-- Start of RECORDS SHOWN --

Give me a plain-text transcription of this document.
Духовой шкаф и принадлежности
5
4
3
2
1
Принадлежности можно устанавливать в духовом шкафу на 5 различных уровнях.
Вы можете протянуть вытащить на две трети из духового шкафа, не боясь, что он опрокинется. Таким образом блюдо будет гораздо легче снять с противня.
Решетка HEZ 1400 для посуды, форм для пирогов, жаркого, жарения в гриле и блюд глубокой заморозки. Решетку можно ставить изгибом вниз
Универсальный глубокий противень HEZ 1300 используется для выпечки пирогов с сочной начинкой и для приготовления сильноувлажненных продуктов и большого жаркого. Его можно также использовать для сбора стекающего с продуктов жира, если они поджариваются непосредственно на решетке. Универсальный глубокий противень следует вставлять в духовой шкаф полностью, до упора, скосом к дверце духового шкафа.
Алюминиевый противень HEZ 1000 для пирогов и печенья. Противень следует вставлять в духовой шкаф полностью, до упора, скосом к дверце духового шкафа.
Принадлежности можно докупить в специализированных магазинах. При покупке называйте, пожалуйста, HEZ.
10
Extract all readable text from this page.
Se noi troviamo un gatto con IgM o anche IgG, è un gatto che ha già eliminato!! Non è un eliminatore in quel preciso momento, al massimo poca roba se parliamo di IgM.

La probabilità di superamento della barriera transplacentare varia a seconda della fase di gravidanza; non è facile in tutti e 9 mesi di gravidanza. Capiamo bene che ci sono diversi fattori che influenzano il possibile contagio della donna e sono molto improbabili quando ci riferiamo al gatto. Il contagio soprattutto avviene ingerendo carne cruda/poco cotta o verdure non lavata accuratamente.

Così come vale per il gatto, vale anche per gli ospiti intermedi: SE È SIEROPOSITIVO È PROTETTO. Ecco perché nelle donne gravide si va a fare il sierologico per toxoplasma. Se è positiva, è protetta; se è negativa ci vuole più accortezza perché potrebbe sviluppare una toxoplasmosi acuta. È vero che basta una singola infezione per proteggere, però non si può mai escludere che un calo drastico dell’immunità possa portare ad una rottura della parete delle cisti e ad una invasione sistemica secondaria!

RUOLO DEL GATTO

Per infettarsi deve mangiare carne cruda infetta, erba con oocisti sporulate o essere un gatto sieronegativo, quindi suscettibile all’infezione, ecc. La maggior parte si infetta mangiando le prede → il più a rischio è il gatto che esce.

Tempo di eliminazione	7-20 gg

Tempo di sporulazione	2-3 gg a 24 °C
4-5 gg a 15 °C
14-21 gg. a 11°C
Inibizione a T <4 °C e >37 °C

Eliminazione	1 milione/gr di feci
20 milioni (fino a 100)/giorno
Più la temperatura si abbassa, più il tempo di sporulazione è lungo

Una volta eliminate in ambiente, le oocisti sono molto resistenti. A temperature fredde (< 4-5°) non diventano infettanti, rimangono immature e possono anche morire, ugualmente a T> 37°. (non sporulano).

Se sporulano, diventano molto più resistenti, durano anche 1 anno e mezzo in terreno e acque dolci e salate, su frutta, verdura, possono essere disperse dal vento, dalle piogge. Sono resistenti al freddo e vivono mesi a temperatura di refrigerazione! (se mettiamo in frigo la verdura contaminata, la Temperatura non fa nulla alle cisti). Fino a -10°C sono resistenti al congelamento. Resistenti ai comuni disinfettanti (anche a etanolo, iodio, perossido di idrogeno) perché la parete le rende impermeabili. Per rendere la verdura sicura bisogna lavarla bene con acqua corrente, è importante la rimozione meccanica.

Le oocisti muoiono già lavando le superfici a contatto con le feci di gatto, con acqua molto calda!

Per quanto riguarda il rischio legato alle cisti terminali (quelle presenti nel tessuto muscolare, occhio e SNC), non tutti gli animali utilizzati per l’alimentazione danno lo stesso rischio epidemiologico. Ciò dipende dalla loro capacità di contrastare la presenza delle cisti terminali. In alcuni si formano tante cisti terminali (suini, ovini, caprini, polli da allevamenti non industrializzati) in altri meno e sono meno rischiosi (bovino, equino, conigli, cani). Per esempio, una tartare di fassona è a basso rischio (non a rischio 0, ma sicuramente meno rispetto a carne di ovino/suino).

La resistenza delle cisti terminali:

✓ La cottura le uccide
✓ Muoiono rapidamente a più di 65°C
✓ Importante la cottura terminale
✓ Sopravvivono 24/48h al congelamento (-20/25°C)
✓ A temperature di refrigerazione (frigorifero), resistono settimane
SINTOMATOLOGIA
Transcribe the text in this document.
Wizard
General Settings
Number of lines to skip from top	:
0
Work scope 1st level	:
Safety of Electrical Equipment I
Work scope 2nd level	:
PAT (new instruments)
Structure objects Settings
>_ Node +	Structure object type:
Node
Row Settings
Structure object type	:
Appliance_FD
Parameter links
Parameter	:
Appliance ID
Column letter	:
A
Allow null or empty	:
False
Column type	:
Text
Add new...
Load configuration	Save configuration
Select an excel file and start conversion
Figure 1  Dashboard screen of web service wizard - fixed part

-- End of RECORDS SHOWN --

■ **SET PROBLEM**
Go through the records and copy each line with "Settings" in it.

■ **SOLUTION FOR THIS PROBLEM**
General Settings
Structure objects Settings
Row Settings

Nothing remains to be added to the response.